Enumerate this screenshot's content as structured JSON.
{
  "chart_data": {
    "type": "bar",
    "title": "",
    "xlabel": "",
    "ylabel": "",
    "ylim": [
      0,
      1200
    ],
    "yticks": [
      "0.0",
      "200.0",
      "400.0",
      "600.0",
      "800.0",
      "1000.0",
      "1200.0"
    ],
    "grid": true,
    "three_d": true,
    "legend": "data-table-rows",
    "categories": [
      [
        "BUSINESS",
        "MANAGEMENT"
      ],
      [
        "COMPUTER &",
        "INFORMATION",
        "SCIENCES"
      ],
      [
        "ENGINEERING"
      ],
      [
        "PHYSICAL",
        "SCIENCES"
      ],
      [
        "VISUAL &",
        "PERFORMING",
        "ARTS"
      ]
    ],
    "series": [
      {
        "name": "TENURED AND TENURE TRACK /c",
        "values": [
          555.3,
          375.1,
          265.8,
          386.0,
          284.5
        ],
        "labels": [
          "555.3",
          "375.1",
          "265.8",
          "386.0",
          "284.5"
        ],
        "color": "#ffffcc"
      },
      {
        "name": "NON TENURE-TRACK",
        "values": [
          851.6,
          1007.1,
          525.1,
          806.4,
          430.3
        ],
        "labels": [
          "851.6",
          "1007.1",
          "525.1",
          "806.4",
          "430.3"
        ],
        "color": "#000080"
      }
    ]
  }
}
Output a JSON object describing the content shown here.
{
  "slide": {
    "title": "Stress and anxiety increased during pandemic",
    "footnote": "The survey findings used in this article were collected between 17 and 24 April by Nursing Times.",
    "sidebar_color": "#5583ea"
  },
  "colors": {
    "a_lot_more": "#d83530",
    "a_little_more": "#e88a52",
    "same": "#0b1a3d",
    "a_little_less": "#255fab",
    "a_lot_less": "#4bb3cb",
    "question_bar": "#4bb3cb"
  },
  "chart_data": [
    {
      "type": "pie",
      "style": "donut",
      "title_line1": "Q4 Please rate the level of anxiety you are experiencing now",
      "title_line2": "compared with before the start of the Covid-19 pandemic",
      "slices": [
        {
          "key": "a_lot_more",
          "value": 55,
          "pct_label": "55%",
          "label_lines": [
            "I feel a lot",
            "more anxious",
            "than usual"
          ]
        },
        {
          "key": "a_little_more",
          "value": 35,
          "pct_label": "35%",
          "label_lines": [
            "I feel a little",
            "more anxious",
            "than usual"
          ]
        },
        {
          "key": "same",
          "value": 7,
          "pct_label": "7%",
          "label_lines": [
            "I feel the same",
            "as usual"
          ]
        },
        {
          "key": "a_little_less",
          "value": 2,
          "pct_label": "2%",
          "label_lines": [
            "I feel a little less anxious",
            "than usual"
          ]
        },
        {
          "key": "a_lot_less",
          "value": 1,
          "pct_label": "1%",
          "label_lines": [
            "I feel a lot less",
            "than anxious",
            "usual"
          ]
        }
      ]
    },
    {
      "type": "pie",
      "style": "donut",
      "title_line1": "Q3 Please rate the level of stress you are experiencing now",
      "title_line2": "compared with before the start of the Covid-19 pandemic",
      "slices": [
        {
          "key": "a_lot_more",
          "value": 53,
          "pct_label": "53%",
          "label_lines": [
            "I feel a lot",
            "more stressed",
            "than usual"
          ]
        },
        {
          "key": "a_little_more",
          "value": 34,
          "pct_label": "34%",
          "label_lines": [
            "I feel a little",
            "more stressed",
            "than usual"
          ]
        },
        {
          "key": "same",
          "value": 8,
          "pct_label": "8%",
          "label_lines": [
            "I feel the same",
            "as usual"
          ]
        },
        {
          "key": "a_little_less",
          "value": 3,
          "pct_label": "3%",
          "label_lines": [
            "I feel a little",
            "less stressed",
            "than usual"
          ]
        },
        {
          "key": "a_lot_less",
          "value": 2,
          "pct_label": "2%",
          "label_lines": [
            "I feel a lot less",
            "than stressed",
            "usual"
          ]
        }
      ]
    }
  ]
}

######

Every line of the data above should be copied exactly.

Enumerate this screenshot's content as structured JSON.
{
  "chart_data": {
    "type": "bar",
    "title": "",
    "xlabel": "",
    "ylabel": "",
    "ylim": [
      0,
      1200
    ],
    "yticks": [
      "0.0",
      "200.0",
      "400.0",
      "600.0",
      "800.0",
      "1000.0",
      "1200.0"
    ],
    "grid": true,
    "three_d": true,
    "legend": "data-table-rows",
    "categories": [
      [
        "BUSINESS",
        "MANAGEMENT"
      ],
      [
        "COMPUTER &",
        "INFORMATION",
        "SCIENCES"
      ],
      [
        "ENGINEERING"
      ],
      [
        "PHYSICAL",
        "SCIENCES"
      ],
      [
        "VISUAL &",
        "PERFORMING",
        "ARTS"
      ]
    ],
    "series": [
      {
        "name": "TENURED AND TENURE TRACK /c",
        "values": [
          555.3,
          375.1,
          265.8,
          386.0,
          284.5
        ],
        "labels": [
          "555.3",
          "375.1",
          "265.8",
          "386.0",
          "284.5"
        ],
        "color": "#ffffcc"
      },
      {
        "name": "NON TENURE-TRACK",
        "values": [
          851.6,
          1007.1,
          525.1,
          806.4,
          430.3
        ],
        "labels": [
          "851.6",
          "1007.1",
          "525.1",
          "806.4",
          "430.3"
        ],
        "color": "#000080"
      }
    ]
  }
}
Output a JSON object describing the content shown here.
{
  "slide": {
    "title": "Stress and anxiety increased during pandemic",
    "footnote": "The survey findings used in this article were collected between 17 and 24 April by Nursing Times.",
    "sidebar_color": "#5583ea"
  },
  "colors": {
    "a_lot_more": "#d83530",
    "a_little_more": "#e88a52",
    "same": "#0b1a3d",
    "a_little_less": "#255fab",
    "a_lot_less": "#4bb3cb",
    "question_bar": "#4bb3cb"
  },
  "chart_data": [
    {
      "type": "pie",
      "style": "donut",
      "title_line1": "Q4 Please rate the level of anxiety you are experiencing now",
      "title_line2": "compared with before the start of the Covid-19 pandemic",
      "slices": [
        {
          "key": "a_lot_more",
          "value": 55,
          "pct_label": "55%",
          "label_lines": [
            "I feel a lot",
            "more anxious",
            "than usual"
          ]
        },
        {
          "key": "a_little_more",
          "value": 35,
          "pct_label": "35%",
          "label_lines": [
            "I feel a little",
            "more anxious",
            "than usual"
          ]
        },
        {
          "key": "same",
          "value": 7,
          "pct_label": "7%",
          "label_lines": [
            "I feel the same",
            "as usual"
          ]
        },
        {
          "key": "a_little_less",
          "value": 2,
          "pct_label": "2%",
          "label_lines": [
            "I feel a little less anxious",
            "than usual"
          ]
        },
        {
          "key": "a_lot_less",
          "value": 1,
          "pct_label": "1%",
          "label_lines": [
            "I feel a lot less",
            "than anxious",
            "usual"
          ]
        }
      ]
    },
    {
      "type": "pie",
      "style": "donut",
      "title_line1": "Q3 Please rate the level of stress you are experiencing now",
      "title_line2": "compared with before the start of the Covid-19 pandemic",
      "slices": [
        {
          "key": "a_lot_more",
          "value": 53,
          "pct_label": "53%",
          "label_lines": [
            "I feel a lot",
            "more stressed",
            "than usual"
          ]
        },
        {
          "key": "a_little_more",
          "value": 34,
          "pct_label": "34%",
          "label_lines": [
            "I feel a little",
            "more stressed",
            "than usual"
          ]
        },
        {
          "key": "same",
          "value": 8,
          "pct_label": "8%",
          "label_lines": [
            "I feel the same",
            "as usual"
          ]
        },
        {
          "key": "a_little_less",
          "value": 3,
          "pct_label": "3%",
          "label_lines": [
            "I feel a little",
            "less stressed",
            "than usual"
          ]
        },
        {
          "key": "a_lot_less",
          "value": 2,
          "pct_label": "2%",
          "label_lines": [
            "I feel a lot less",
            "than stressed",
            "usual"
          ]
        }
      ]
    }
  ]
}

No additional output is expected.